In the listing that follows, how many lines contain "legend"? Give the number only.

- _INPUT_:
* * * * *
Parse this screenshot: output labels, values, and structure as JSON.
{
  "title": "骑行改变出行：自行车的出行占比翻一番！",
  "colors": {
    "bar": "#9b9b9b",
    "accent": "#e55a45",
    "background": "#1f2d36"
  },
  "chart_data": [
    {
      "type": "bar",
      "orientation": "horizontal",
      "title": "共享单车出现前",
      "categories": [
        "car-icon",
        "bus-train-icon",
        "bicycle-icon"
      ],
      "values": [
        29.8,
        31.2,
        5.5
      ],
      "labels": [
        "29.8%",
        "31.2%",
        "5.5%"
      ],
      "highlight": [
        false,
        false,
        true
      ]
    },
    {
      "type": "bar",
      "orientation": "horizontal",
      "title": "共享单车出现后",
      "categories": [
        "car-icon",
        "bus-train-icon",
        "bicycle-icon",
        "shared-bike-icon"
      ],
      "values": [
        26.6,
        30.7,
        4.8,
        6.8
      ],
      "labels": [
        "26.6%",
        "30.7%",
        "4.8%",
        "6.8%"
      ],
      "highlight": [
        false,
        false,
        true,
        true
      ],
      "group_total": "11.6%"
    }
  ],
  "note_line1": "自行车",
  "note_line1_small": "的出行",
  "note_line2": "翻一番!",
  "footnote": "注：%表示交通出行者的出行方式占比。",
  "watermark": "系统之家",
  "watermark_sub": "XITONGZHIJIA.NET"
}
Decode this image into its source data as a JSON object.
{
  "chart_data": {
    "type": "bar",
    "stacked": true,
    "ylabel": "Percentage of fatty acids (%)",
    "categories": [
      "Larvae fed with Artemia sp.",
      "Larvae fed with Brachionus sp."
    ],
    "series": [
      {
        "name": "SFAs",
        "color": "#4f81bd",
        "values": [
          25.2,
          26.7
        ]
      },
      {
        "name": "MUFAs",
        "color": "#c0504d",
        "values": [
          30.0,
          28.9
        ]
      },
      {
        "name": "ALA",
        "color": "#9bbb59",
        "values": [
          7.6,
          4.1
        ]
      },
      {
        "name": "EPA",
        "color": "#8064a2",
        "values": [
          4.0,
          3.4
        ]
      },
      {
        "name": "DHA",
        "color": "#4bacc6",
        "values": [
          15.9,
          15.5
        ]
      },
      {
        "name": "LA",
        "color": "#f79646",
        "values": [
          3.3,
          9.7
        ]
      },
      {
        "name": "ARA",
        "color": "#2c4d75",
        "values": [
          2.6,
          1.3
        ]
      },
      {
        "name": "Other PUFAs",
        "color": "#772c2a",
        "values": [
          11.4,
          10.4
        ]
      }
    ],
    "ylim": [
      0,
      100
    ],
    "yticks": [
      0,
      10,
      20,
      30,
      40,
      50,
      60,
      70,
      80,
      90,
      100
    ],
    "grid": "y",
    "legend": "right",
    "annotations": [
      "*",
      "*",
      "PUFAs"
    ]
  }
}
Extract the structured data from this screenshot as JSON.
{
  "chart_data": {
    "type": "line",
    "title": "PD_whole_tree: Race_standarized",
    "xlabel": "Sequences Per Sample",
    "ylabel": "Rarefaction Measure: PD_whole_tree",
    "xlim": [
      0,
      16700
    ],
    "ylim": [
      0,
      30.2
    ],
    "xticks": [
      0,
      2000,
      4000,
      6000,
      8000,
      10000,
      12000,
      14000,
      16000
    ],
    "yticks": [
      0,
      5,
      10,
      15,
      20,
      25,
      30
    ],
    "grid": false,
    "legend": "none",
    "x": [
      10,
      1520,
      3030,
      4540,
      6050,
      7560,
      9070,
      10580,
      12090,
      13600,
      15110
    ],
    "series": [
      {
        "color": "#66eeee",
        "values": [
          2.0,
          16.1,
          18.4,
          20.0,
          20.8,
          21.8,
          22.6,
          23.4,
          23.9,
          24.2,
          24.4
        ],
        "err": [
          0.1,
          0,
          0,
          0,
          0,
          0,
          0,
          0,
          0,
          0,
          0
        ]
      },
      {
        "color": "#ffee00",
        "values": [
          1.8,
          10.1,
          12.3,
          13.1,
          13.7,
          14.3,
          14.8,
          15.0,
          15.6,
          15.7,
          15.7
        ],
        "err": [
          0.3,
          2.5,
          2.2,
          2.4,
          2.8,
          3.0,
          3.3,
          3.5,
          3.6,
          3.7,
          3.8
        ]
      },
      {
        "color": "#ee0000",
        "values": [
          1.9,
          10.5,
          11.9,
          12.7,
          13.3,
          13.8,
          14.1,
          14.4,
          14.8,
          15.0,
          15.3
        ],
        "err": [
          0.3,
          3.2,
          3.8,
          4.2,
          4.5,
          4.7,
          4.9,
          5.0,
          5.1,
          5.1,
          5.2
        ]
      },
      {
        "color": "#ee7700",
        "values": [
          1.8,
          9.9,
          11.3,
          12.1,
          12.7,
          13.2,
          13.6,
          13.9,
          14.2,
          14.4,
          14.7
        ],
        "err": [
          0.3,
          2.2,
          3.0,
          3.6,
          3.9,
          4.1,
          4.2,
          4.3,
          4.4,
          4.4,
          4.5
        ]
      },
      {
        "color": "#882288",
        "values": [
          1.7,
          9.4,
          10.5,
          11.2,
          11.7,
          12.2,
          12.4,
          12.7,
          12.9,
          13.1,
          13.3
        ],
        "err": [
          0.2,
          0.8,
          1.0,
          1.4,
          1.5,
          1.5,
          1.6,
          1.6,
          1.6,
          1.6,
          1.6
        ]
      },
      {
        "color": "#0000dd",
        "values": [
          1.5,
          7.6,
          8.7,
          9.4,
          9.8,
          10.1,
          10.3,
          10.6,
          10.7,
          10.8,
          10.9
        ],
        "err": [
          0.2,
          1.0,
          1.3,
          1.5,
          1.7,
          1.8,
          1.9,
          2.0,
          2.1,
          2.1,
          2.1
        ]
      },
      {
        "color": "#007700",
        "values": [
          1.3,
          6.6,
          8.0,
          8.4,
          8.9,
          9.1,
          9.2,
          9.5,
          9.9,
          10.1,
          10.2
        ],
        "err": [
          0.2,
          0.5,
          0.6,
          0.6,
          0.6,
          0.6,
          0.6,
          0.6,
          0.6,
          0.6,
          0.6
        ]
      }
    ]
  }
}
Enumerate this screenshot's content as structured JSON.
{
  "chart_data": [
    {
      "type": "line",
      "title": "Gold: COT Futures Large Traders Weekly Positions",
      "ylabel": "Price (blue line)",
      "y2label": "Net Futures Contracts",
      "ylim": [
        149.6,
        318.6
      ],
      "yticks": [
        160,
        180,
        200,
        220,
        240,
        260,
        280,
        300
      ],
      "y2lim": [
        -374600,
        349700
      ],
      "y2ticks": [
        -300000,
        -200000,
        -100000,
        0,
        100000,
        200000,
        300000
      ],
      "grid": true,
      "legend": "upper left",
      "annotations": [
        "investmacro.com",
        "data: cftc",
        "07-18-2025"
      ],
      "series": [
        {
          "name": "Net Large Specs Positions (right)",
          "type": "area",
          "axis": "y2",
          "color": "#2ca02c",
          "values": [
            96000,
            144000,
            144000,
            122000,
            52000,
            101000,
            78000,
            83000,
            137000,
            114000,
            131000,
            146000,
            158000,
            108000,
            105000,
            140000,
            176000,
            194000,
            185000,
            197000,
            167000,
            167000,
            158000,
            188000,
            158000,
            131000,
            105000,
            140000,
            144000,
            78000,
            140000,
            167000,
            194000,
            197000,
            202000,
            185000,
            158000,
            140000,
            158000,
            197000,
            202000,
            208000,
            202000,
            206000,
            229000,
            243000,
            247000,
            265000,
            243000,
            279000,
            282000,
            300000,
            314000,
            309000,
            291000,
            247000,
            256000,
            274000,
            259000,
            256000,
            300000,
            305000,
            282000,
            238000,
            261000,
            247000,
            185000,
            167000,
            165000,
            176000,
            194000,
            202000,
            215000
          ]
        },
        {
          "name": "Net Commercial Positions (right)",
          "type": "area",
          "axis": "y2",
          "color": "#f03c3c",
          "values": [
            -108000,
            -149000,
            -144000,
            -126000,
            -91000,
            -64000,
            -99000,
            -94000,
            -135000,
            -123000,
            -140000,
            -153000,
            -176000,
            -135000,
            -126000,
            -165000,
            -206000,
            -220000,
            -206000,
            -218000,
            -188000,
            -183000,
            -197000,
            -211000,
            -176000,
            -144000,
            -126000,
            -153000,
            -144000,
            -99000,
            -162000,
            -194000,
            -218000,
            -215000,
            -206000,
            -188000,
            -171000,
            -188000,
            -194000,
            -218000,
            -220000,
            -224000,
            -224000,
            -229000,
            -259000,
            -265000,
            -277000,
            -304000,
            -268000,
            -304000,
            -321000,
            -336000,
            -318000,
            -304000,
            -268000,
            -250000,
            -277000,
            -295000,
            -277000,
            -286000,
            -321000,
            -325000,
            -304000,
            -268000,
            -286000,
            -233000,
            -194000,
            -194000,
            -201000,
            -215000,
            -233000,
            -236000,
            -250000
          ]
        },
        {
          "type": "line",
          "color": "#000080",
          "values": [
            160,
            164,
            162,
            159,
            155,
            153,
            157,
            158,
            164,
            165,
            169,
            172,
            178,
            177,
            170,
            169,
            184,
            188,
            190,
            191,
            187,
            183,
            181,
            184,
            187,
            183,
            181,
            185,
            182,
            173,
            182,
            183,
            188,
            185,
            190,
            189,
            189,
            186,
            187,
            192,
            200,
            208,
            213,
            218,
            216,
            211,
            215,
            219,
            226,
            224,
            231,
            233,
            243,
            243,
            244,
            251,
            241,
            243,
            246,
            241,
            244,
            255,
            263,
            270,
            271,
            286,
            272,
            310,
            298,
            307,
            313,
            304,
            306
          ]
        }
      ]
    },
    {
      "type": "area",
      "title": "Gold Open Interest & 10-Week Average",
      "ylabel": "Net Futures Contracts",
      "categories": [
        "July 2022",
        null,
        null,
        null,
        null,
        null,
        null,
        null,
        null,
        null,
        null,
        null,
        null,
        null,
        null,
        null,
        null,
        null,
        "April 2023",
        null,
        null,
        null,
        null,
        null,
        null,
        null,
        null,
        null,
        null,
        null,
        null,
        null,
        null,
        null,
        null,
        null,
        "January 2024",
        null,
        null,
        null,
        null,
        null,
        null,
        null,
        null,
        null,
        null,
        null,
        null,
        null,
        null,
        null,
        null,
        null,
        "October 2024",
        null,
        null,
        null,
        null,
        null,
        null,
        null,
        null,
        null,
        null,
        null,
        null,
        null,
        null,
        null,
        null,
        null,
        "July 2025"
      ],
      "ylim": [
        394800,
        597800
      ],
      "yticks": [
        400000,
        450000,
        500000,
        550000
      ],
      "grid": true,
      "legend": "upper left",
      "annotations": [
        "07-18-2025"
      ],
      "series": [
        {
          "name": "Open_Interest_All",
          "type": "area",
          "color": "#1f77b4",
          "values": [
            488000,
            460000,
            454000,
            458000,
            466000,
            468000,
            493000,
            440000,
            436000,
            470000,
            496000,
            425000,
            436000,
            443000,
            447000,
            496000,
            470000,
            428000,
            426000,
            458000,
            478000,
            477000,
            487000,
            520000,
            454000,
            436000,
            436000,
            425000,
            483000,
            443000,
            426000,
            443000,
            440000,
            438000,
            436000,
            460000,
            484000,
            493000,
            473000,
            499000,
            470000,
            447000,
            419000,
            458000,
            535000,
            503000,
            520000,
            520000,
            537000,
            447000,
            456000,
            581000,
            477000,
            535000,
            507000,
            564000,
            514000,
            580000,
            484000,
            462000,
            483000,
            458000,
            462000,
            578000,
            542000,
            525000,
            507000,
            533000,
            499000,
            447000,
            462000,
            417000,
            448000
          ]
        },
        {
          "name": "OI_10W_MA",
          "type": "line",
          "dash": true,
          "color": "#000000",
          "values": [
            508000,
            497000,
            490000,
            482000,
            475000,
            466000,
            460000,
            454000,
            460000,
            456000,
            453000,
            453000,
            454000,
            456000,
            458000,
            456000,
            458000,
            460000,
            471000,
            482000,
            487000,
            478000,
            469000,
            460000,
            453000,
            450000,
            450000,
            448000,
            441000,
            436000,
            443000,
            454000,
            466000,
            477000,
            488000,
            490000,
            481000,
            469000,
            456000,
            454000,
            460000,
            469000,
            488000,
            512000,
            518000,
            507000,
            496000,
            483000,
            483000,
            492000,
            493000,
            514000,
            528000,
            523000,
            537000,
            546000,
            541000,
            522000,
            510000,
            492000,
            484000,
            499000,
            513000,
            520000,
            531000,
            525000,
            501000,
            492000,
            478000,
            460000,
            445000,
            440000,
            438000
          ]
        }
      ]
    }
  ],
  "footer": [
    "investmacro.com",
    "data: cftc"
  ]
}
* * * * *
- _RESPONSE TO THIS TASK_: 4